§ Prompt
Render the following material again verbatim, leaving nothing out.

§ Data listing

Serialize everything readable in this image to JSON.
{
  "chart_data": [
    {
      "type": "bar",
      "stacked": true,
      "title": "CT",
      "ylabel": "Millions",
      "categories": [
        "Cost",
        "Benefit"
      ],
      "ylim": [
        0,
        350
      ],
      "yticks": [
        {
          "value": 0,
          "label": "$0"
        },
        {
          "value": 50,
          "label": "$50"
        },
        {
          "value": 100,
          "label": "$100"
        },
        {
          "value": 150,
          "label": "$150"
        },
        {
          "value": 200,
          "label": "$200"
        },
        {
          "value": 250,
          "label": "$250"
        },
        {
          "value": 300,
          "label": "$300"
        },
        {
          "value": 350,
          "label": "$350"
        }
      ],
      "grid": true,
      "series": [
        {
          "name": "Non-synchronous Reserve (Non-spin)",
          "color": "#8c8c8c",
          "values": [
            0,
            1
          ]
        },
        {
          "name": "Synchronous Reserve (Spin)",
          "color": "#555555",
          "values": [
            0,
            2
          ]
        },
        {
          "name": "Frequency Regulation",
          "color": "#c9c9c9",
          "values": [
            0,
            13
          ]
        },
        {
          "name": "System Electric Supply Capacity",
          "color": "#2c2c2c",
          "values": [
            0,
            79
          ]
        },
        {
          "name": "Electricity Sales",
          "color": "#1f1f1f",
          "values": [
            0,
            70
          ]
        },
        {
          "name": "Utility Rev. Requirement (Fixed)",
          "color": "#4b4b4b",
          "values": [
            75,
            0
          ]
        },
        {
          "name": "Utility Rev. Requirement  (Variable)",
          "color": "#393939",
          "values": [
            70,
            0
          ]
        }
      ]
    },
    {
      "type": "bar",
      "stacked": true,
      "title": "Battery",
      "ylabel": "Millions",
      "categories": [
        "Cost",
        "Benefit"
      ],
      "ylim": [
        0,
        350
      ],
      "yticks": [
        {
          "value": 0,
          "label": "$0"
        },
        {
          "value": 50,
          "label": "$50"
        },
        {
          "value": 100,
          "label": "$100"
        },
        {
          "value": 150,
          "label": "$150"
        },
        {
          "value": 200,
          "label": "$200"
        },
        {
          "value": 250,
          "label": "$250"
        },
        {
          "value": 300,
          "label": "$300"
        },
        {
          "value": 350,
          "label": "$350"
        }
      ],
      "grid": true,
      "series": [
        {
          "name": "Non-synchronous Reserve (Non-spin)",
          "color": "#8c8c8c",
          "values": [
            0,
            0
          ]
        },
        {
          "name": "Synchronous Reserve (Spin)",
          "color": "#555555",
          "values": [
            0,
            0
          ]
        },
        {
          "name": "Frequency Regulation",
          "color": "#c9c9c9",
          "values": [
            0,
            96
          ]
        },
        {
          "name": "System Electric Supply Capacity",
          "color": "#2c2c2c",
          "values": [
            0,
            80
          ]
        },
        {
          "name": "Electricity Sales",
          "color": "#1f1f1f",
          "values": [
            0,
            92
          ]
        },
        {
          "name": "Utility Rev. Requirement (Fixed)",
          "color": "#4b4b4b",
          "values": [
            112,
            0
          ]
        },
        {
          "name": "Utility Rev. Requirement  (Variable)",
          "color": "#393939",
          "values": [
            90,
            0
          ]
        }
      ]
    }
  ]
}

§ Exercise solution
Serialize everything readable in this image to JSON.
{
  "chart_data": [
    {
      "type": "bar",
      "stacked": true,
      "title": "CT",
      "ylabel": "Millions",
      "categories": [
        "Cost",
        "Benefit"
      ],
      "ylim": [
        0,
        350
      ],
      "yticks": [
        {
          "value": 0,
          "label": "$0"
        },
        {
          "value": 50,
          "label": "$50"
        },
        {
          "value": 100,
          "label": "$100"
        },
        {
          "value": 150,
          "label": "$150"
        },
        {
          "value": 200,
          "label": "$200"
        },
        {
          "value": 250,
          "label": "$250"
        },
        {
          "value": 300,
          "label": "$300"
        },
        {
          "value": 350,
          "label": "$350"
        }
      ],
      "grid": true,
      "series": [
        {
          "name": "Non-synchronous Reserve (Non-spin)",
          "color": "#8c8c8c",
          "values": [
            0,
            1
          ]
        },
        {
          "name": "Synchronous Reserve (Spin)",
          "color": "#555555",
          "values": [
            0,
            2
          ]
        },
        {
          "name": "Frequency Regulation",
          "color": "#c9c9c9",
          "values": [
            0,
            13
          ]
        },
        {
          "name": "System Electric Supply Capacity",
          "color": "#2c2c2c",
          "values": [
            0,
            79
          ]
        },
        {
          "name": "Electricity Sales",
          "color": "#1f1f1f",
          "values": [
            0,
            70
          ]
        },
        {
          "name": "Utility Rev. Requirement (Fixed)",
          "color": "#4b4b4b",
          "values": [
            75,
            0
          ]
        },
        {
          "name": "Utility Rev. Requirement  (Variable)",
          "color": "#393939",
          "values": [
            70,
            0
          ]
        }
      ]
    },
    {
      "type": "bar",
      "stacked": true,
      "title": "Battery",
      "ylabel": "Millions",
      "categories": [
        "Cost",
        "Benefit"
      ],
      "ylim": [
        0,
        350
      ],
      "yticks": [
        {
          "value": 0,
          "label": "$0"
        },
        {
          "value": 50,
          "label": "$50"
        },
        {
          "value": 100,
          "label": "$100"
        },
        {
          "value": 150,
          "label": "$150"
        },
        {
          "value": 200,
          "label": "$200"
        },
        {
          "value": 250,
          "label": "$250"
        },
        {
          "value": 300,
          "label": "$300"
        },
        {
          "value": 350,
          "label": "$350"
        }
      ],
      "grid": true,
      "series": [
        {
          "name": "Non-synchronous Reserve (Non-spin)",
          "color": "#8c8c8c",
          "values": [
            0,
            0
          ]
        },
        {
          "name": "Synchronous Reserve (Spin)",
          "color": "#555555",
          "values": [
            0,
            0
          ]
        },
        {
          "name": "Frequency Regulation",
          "color": "#c9c9c9",
          "values": [
            0,
            96
          ]
        },
        {
          "name": "System Electric Supply Capacity",
          "color": "#2c2c2c",
          "values": [
            0,
            80
          ]
        },
        {
          "name": "Electricity Sales",
          "color": "#1f1f1f",
          "values": [
            0,
            92
          ]
        },
        {
          "name": "Utility Rev. Requirement (Fixed)",
          "color": "#4b4b4b",
          "values": [
            112,
            0
          ]
        },
        {
          "name": "Utility Rev. Requirement  (Variable)",
          "color": "#393939",
          "values": [
            90,
            0
          ]
        }
      ]
    }
  ]
}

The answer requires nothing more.